Structured figure records

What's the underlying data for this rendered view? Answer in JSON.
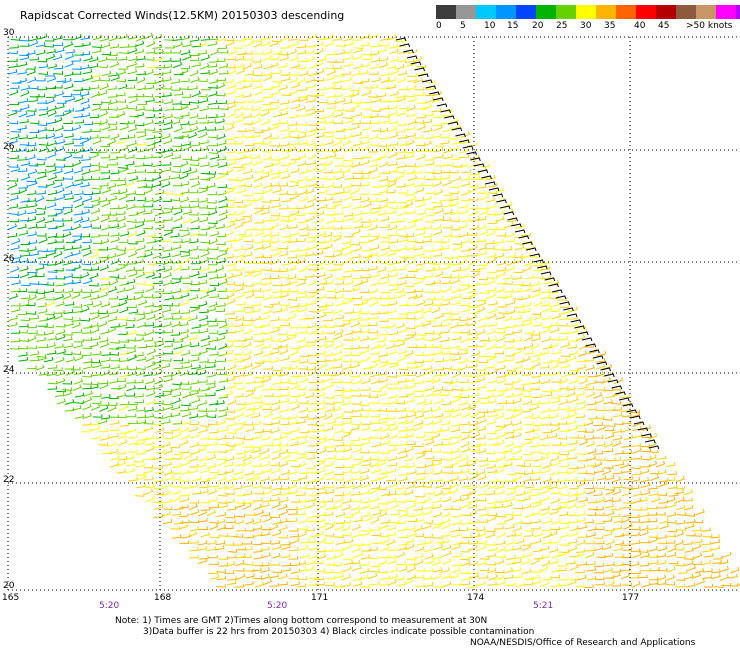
{
  "title": "Rapidscat Corrected Winds(12.5KM) 20150303 descending",
  "scale": {
    "colors": [
      "#3c3c3c",
      "#969696",
      "#00c8ff",
      "#0096ff",
      "#0046ff",
      "#00b400",
      "#64d200",
      "#ffff00",
      "#ffb400",
      "#ff6400",
      "#ff0000",
      "#b40000",
      "#8c5a3c",
      "#c89664",
      "#ff00ff",
      "#b400ff",
      "#6400c8"
    ],
    "labels": [
      "0",
      "5",
      "10",
      "15",
      "20",
      "25",
      "30",
      "35",
      "40",
      "45",
      ">50 knots"
    ]
  },
  "axes": {
    "lat_labels": [
      "30",
      "26",
      "26",
      "24",
      "22",
      "20"
    ],
    "lon_labels": [
      "165",
      "168",
      "171",
      "174",
      "177"
    ],
    "time_labels": [
      "5:20",
      "5:20",
      "5:21"
    ]
  },
  "notes": {
    "line1": "Note: 1) Times are GMT 2)Times along bottom correspond to measurement at 30N",
    "line2": "3)Data buffer is 22 hrs from 20150303 4) Black circles indicate possible contamination",
    "line3": "NOAA/NESDIS/Office of Research and Applications"
  }
}
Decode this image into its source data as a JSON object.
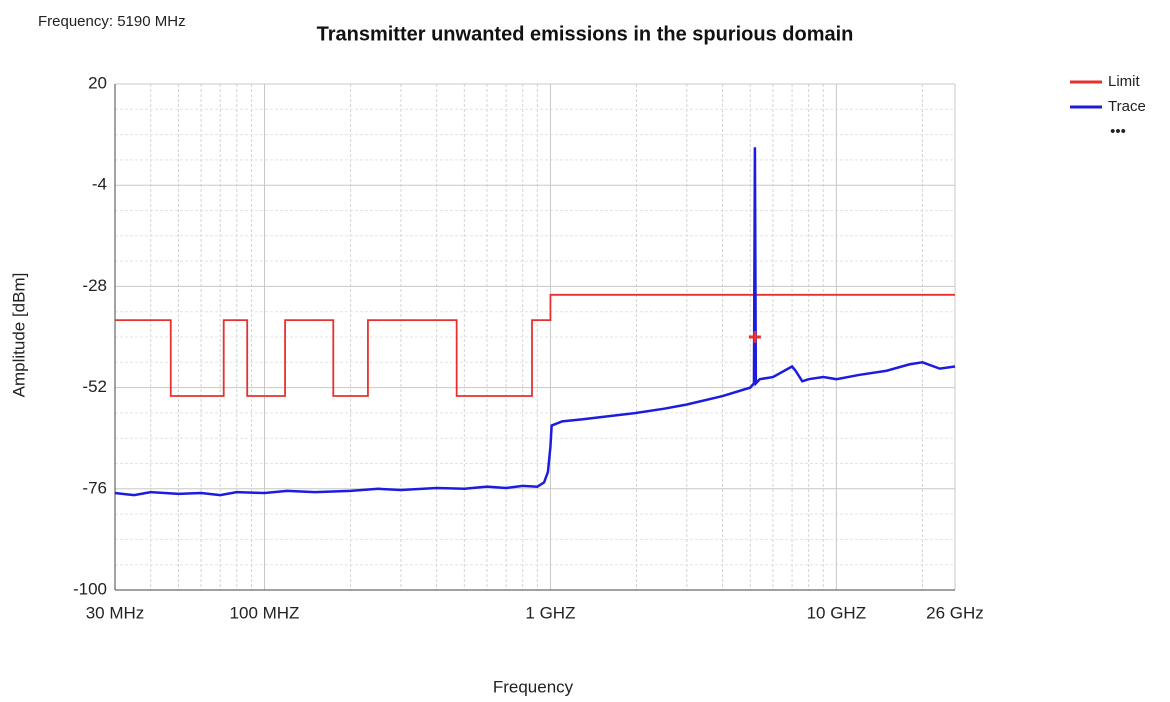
{
  "chart_data": {
    "type": "line",
    "title": "Transmitter unwanted emissions in the spurious domain",
    "subtitle": "Frequency: 5190 MHz",
    "x_label": "Frequency",
    "y_label": "Amplitude [dBm]",
    "x_log": true,
    "xlim": [
      30,
      26000
    ],
    "ylim": [
      -100,
      20
    ],
    "xticks": [
      {
        "value": 30,
        "label": "30 MHz"
      },
      {
        "value": 100,
        "label": "100 MHZ"
      },
      {
        "value": 1000,
        "label": "1 GHZ"
      },
      {
        "value": 10000,
        "label": "10 GHZ"
      },
      {
        "value": 26000,
        "label": "26 GHz"
      }
    ],
    "xminor_ticks": [
      40,
      50,
      60,
      70,
      80,
      90,
      200,
      300,
      400,
      500,
      600,
      700,
      800,
      900,
      2000,
      3000,
      4000,
      5000,
      6000,
      7000,
      8000,
      9000,
      20000
    ],
    "yticks": [
      -100,
      -76,
      -52,
      -28,
      -4,
      20
    ],
    "grid": true,
    "legend_position": "top-right",
    "legend_more": "•••",
    "series": [
      {
        "name": "Limit",
        "color": "#e8312f",
        "x": [
          30,
          47,
          47,
          72,
          72,
          87,
          87,
          118,
          118,
          174,
          174,
          230,
          230,
          470,
          470,
          862,
          862,
          1000,
          1000,
          26000
        ],
        "values": [
          -36,
          -36,
          -54,
          -54,
          -36,
          -36,
          -54,
          -54,
          -36,
          -36,
          -54,
          -54,
          -36,
          -36,
          -54,
          -54,
          -36,
          -36,
          -30,
          -30
        ]
      },
      {
        "name": "Trace",
        "color": "#1c1ce0",
        "x": [
          30,
          35,
          40,
          50,
          60,
          70,
          80,
          100,
          120,
          150,
          200,
          250,
          300,
          400,
          500,
          600,
          700,
          800,
          900,
          950,
          980,
          1000,
          1010,
          1100,
          1300,
          1500,
          2000,
          2500,
          3000,
          4000,
          5000,
          5150,
          5190,
          5230,
          5400,
          6000,
          7000,
          7200,
          7600,
          8000,
          9000,
          10000,
          12000,
          15000,
          18000,
          20000,
          23000,
          26000
        ],
        "values": [
          -77,
          -77.5,
          -76.8,
          -77.2,
          -77,
          -77.5,
          -76.8,
          -77,
          -76.5,
          -76.8,
          -76.5,
          -76,
          -76.3,
          -75.8,
          -76,
          -75.5,
          -75.8,
          -75.3,
          -75.5,
          -74.5,
          -72,
          -66,
          -61,
          -60,
          -59.5,
          -59,
          -58,
          -57,
          -56,
          -54,
          -52,
          -51,
          5,
          -51,
          -50,
          -49.5,
          -47,
          -48,
          -50.5,
          -50,
          -49.5,
          -50,
          -49,
          -48,
          -46.5,
          -46,
          -47.5,
          -47
        ]
      }
    ],
    "marker": {
      "x": 5190,
      "y": -40,
      "color": "#e8312f"
    }
  }
}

__WHAT YOU SHOULD DO__. Pick out all the lines with the word "JSON" in them and copy them.

__TASK RESULT__.
What's the underlying data for this rendered view? Answer in JSON.
Decode this image into its source data as a JSON object.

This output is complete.